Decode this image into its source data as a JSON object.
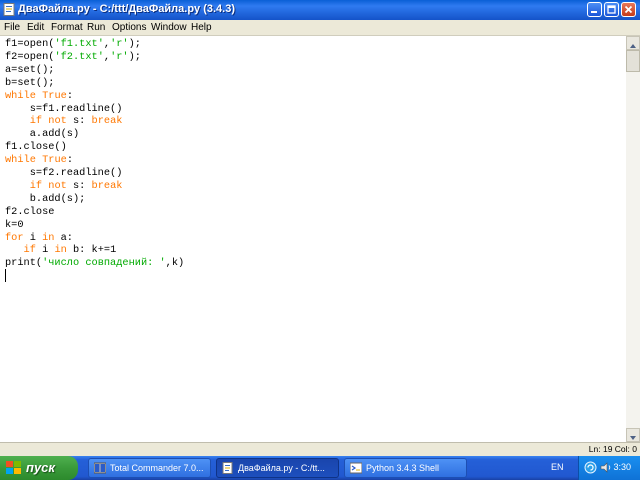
{
  "window": {
    "title": "ДваФайла.py - C:/ttt/ДваФайла.py (3.4.3)",
    "icon": "python-file-icon"
  },
  "menu": [
    "File",
    "Edit",
    "Format",
    "Run",
    "Options",
    "Window",
    "Help"
  ],
  "editor": {
    "lines": [
      [
        [
          "plain",
          "f1=open("
        ],
        [
          "str",
          "'f1.txt'"
        ],
        [
          "plain",
          ","
        ],
        [
          "str",
          "'r'"
        ],
        [
          "plain",
          ");"
        ]
      ],
      [
        [
          "plain",
          "f2=open("
        ],
        [
          "str",
          "'f2.txt'"
        ],
        [
          "plain",
          ","
        ],
        [
          "str",
          "'r'"
        ],
        [
          "plain",
          ");"
        ]
      ],
      [
        [
          "plain",
          "a=set();"
        ]
      ],
      [
        [
          "plain",
          "b=set();"
        ]
      ],
      [
        [
          "kw",
          "while"
        ],
        [
          "plain",
          " "
        ],
        [
          "kw",
          "True"
        ],
        [
          "plain",
          ":"
        ]
      ],
      [
        [
          "plain",
          "    s=f1.readline()"
        ]
      ],
      [
        [
          "plain",
          "    "
        ],
        [
          "kw",
          "if"
        ],
        [
          "plain",
          " "
        ],
        [
          "kw",
          "not"
        ],
        [
          "plain",
          " s: "
        ],
        [
          "kw",
          "break"
        ]
      ],
      [
        [
          "plain",
          "    a.add(s)"
        ]
      ],
      [
        [
          "plain",
          "f1.close()"
        ]
      ],
      [
        [
          "kw",
          "while"
        ],
        [
          "plain",
          " "
        ],
        [
          "kw",
          "True"
        ],
        [
          "plain",
          ":"
        ]
      ],
      [
        [
          "plain",
          "    s=f2.readline()"
        ]
      ],
      [
        [
          "plain",
          "    "
        ],
        [
          "kw",
          "if"
        ],
        [
          "plain",
          " "
        ],
        [
          "kw",
          "not"
        ],
        [
          "plain",
          " s: "
        ],
        [
          "kw",
          "break"
        ]
      ],
      [
        [
          "plain",
          "    b.add(s);"
        ]
      ],
      [
        [
          "plain",
          "f2.close"
        ]
      ],
      [
        [
          "plain",
          "k=0"
        ]
      ],
      [
        [
          "kw",
          "for"
        ],
        [
          "plain",
          " i "
        ],
        [
          "kw",
          "in"
        ],
        [
          "plain",
          " a:"
        ]
      ],
      [
        [
          "plain",
          "   "
        ],
        [
          "kw",
          "if"
        ],
        [
          "plain",
          " i "
        ],
        [
          "kw",
          "in"
        ],
        [
          "plain",
          " b: k+=1"
        ]
      ],
      [
        [
          "plain",
          "print("
        ],
        [
          "str",
          "'число совпадений: '"
        ],
        [
          "plain",
          ",k)"
        ]
      ]
    ]
  },
  "colors": {
    "keyword": "#ff7700",
    "string": "#00aa00",
    "plain": "#000000"
  },
  "status": {
    "position": "Ln: 19 Col: 0"
  },
  "taskbar": {
    "start_label": "пуск",
    "tasks": [
      {
        "label": "Total Commander 7.0...",
        "icon": "total-commander-icon",
        "active": false
      },
      {
        "label": "ДваФайла.py - C:/tt...",
        "icon": "python-file-icon",
        "active": true
      },
      {
        "label": "Python 3.4.3 Shell",
        "icon": "python-shell-icon",
        "active": false
      }
    ],
    "language": "EN",
    "clock": "3:30"
  }
}
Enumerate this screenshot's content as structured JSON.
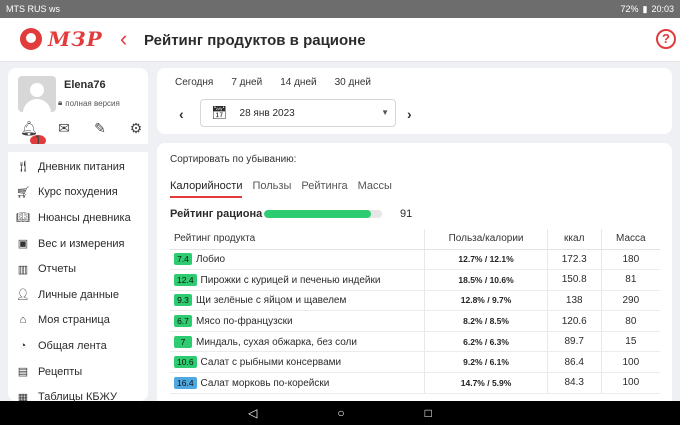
{
  "status": {
    "carrier": "MTS RUS",
    "extra": "ws",
    "battery": "72%",
    "time": "20:03"
  },
  "header": {
    "logo_text": "МЗР",
    "title": "Рейтинг продуктов в рационе",
    "help": "?"
  },
  "profile": {
    "name": "Elena76",
    "version": "полная версия",
    "notifications": "1"
  },
  "nav": [
    {
      "label": "Дневник питания",
      "icon": "utensils-icon"
    },
    {
      "label": "Курс похудения",
      "icon": "cart-icon"
    },
    {
      "label": "Нюансы дневника",
      "icon": "book-icon"
    },
    {
      "label": "Вес и измерения",
      "icon": "scale-icon"
    },
    {
      "label": "Отчеты",
      "icon": "bar-chart-icon"
    },
    {
      "label": "Личные данные",
      "icon": "user-icon"
    },
    {
      "label": "Моя страница",
      "icon": "home-icon"
    },
    {
      "label": "Общая лента",
      "icon": "rss-icon"
    },
    {
      "label": "Рецепты",
      "icon": "recipe-icon"
    },
    {
      "label": "Таблицы КБЖУ",
      "icon": "table-icon"
    }
  ],
  "date": {
    "quick": [
      "Сегодня",
      "7 дней",
      "14 дней",
      "30 дней"
    ],
    "selected": "28 янв 2023"
  },
  "main": {
    "sort_label": "Сортировать по убыванию:",
    "tabs": [
      "Калорийности",
      "Пользы",
      "Рейтинга",
      "Массы"
    ],
    "rating_label": "Рейтинг рациона",
    "rating_value": 91,
    "columns": [
      "Рейтинг продукта",
      "Польза/калории",
      "ккал",
      "Масса"
    ],
    "rows": [
      {
        "score": "7.4",
        "color": "#2ecc71",
        "name": "Лобио",
        "pk": "12.7% / 12.1%",
        "kcal": "172.3",
        "mass": "180"
      },
      {
        "score": "12.4",
        "color": "#2ecc71",
        "name": "Пирожки с курицей и печенью индейки",
        "pk": "18.5% / 10.6%",
        "kcal": "150.8",
        "mass": "81"
      },
      {
        "score": "9.3",
        "color": "#2ecc71",
        "name": "Щи зелёные с яйцом и щавелем",
        "pk": "12.8% / 9.7%",
        "kcal": "138",
        "mass": "290"
      },
      {
        "score": "6.7",
        "color": "#2ecc71",
        "name": "Мясо по-французски",
        "pk": "8.2% / 8.5%",
        "kcal": "120.6",
        "mass": "80"
      },
      {
        "score": "7",
        "color": "#2ecc71",
        "name": "Миндаль, сухая обжарка, без соли",
        "pk": "6.2% / 6.3%",
        "kcal": "89.7",
        "mass": "15"
      },
      {
        "score": "10.6",
        "color": "#2ecc71",
        "name": "Салат с рыбными консервами",
        "pk": "9.2% / 6.1%",
        "kcal": "86.4",
        "mass": "100"
      },
      {
        "score": "16.4",
        "color": "#4fa8e0",
        "name": "Салат морковь по-корейски",
        "pk": "14.7% / 5.9%",
        "kcal": "84.3",
        "mass": "100"
      }
    ]
  }
}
- - - - -
THE EXERCISE: Pictures in the records above are not copied; print everything else exactly.

THE REPLY:
Decode this image into its source data as a JSON object.
{
  "window": {
    "title": "ДваФайла.py - C:/ttt/ДваФайла.py (3.4.3)",
    "icon": "python-file-icon"
  },
  "menu": [
    "File",
    "Edit",
    "Format",
    "Run",
    "Options",
    "Window",
    "Help"
  ],
  "editor": {
    "lines": [
      [
        [
          "plain",
          "f1=open("
        ],
        [
          "str",
          "'f1.txt'"
        ],
        [
          "plain",
          ","
        ],
        [
          "str",
          "'r'"
        ],
        [
          "plain",
          ");"
        ]
      ],
      [
        [
          "plain",
          "f2=open("
        ],
        [
          "str",
          "'f2.txt'"
        ],
        [
          "plain",
          ","
        ],
        [
          "str",
          "'r'"
        ],
        [
          "plain",
          ");"
        ]
      ],
      [
        [
          "plain",
          "a=set();"
        ]
      ],
      [
        [
          "plain",
          "b=set();"
        ]
      ],
      [
        [
          "kw",
          "while"
        ],
        [
          "plain",
          " "
        ],
        [
          "kw",
          "True"
        ],
        [
          "plain",
          ":"
        ]
      ],
      [
        [
          "plain",
          "    s=f1.readline()"
        ]
      ],
      [
        [
          "plain",
          "    "
        ],
        [
          "kw",
          "if"
        ],
        [
          "plain",
          " "
        ],
        [
          "kw",
          "not"
        ],
        [
          "plain",
          " s: "
        ],
        [
          "kw",
          "break"
        ]
      ],
      [
        [
          "plain",
          "    a.add(s)"
        ]
      ],
      [
        [
          "plain",
          "f1.close()"
        ]
      ],
      [
        [
          "kw",
          "while"
        ],
        [
          "plain",
          " "
        ],
        [
          "kw",
          "True"
        ],
        [
          "plain",
          ":"
        ]
      ],
      [
        [
          "plain",
          "    s=f2.readline()"
        ]
      ],
      [
        [
          "plain",
          "    "
        ],
        [
          "kw",
          "if"
        ],
        [
          "plain",
          " "
        ],
        [
          "kw",
          "not"
        ],
        [
          "plain",
          " s: "
        ],
        [
          "kw",
          "break"
        ]
      ],
      [
        [
          "plain",
          "    b.add(s);"
        ]
      ],
      [
        [
          "plain",
          "f2.close"
        ]
      ],
      [
        [
          "plain",
          "k=0"
        ]
      ],
      [
        [
          "kw",
          "for"
        ],
        [
          "plain",
          " i "
        ],
        [
          "kw",
          "in"
        ],
        [
          "plain",
          " a:"
        ]
      ],
      [
        [
          "plain",
          "   "
        ],
        [
          "kw",
          "if"
        ],
        [
          "plain",
          " i "
        ],
        [
          "kw",
          "in"
        ],
        [
          "plain",
          " b: k+=1"
        ]
      ],
      [
        [
          "plain",
          "print("
        ],
        [
          "str",
          "'число совпадений: '"
        ],
        [
          "plain",
          ",k)"
        ]
      ]
    ]
  },
  "colors": {
    "keyword": "#ff7700",
    "string": "#00aa00",
    "plain": "#000000"
  },
  "status": {
    "position": "Ln: 19 Col: 0"
  },
  "taskbar": {
    "start_label": "пуск",
    "tasks": [
      {
        "label": "Total Commander 7.0...",
        "icon": "total-commander-icon",
        "active": false
      },
      {
        "label": "ДваФайла.py - C:/tt...",
        "icon": "python-file-icon",
        "active": true
      },
      {
        "label": "Python 3.4.3 Shell",
        "icon": "python-shell-icon",
        "active": false
      }
    ],
    "language": "EN",
    "clock": "3:30"
  }
}
Enumerate this screenshot's content as structured JSON.
{
  "status": {
    "carrier": "MTS RUS",
    "extra": "ws",
    "battery": "72%",
    "time": "20:03"
  },
  "header": {
    "logo_text": "МЗР",
    "title": "Рейтинг продуктов в рационе",
    "help": "?"
  },
  "profile": {
    "name": "Elena76",
    "version": "полная версия",
    "notifications": "1"
  },
  "nav": [
    {
      "label": "Дневник питания",
      "icon": "utensils-icon"
    },
    {
      "label": "Курс похудения",
      "icon": "cart-icon"
    },
    {
      "label": "Нюансы дневника",
      "icon": "book-icon"
    },
    {
      "label": "Вес и измерения",
      "icon": "scale-icon"
    },
    {
      "label": "Отчеты",
      "icon": "bar-chart-icon"
    },
    {
      "label": "Личные данные",
      "icon": "user-icon"
    },
    {
      "label": "Моя страница",
      "icon": "home-icon"
    },
    {
      "label": "Общая лента",
      "icon": "rss-icon"
    },
    {
      "label": "Рецепты",
      "icon": "recipe-icon"
    },
    {
      "label": "Таблицы КБЖУ",
      "icon": "table-icon"
    }
  ],
  "date": {
    "quick": [
      "Сегодня",
      "7 дней",
      "14 дней",
      "30 дней"
    ],
    "selected": "28 янв 2023"
  },
  "main": {
    "sort_label": "Сортировать по убыванию:",
    "tabs": [
      "Калорийности",
      "Пользы",
      "Рейтинга",
      "Массы"
    ],
    "rating_label": "Рейтинг рациона",
    "rating_value": 91,
    "columns": [
      "Рейтинг продукта",
      "Польза/калории",
      "ккал",
      "Масса"
    ],
    "rows": [
      {
        "score": "7.4",
        "color": "#2ecc71",
        "name": "Лобио",
        "pk": "12.7% / 12.1%",
        "kcal": "172.3",
        "mass": "180"
      },
      {
        "score": "12.4",
        "color": "#2ecc71",
        "name": "Пирожки с курицей и печенью индейки",
        "pk": "18.5% / 10.6%",
        "kcal": "150.8",
        "mass": "81"
      },
      {
        "score": "9.3",
        "color": "#2ecc71",
        "name": "Щи зелёные с яйцом и щавелем",
        "pk": "12.8% / 9.7%",
        "kcal": "138",
        "mass": "290"
      },
      {
        "score": "6.7",
        "color": "#2ecc71",
        "name": "Мясо по-французски",
        "pk": "8.2% / 8.5%",
        "kcal": "120.6",
        "mass": "80"
      },
      {
        "score": "7",
        "color": "#2ecc71",
        "name": "Миндаль, сухая обжарка, без соли",
        "pk": "6.2% / 6.3%",
        "kcal": "89.7",
        "mass": "15"
      },
      {
        "score": "10.6",
        "color": "#2ecc71",
        "name": "Салат с рыбными консервами",
        "pk": "9.2% / 6.1%",
        "kcal": "86.4",
        "mass": "100"
      },
      {
        "score": "16.4",
        "color": "#4fa8e0",
        "name": "Салат морковь по-корейски",
        "pk": "14.7% / 5.9%",
        "kcal": "84.3",
        "mass": "100"
      }
    ]
  }
}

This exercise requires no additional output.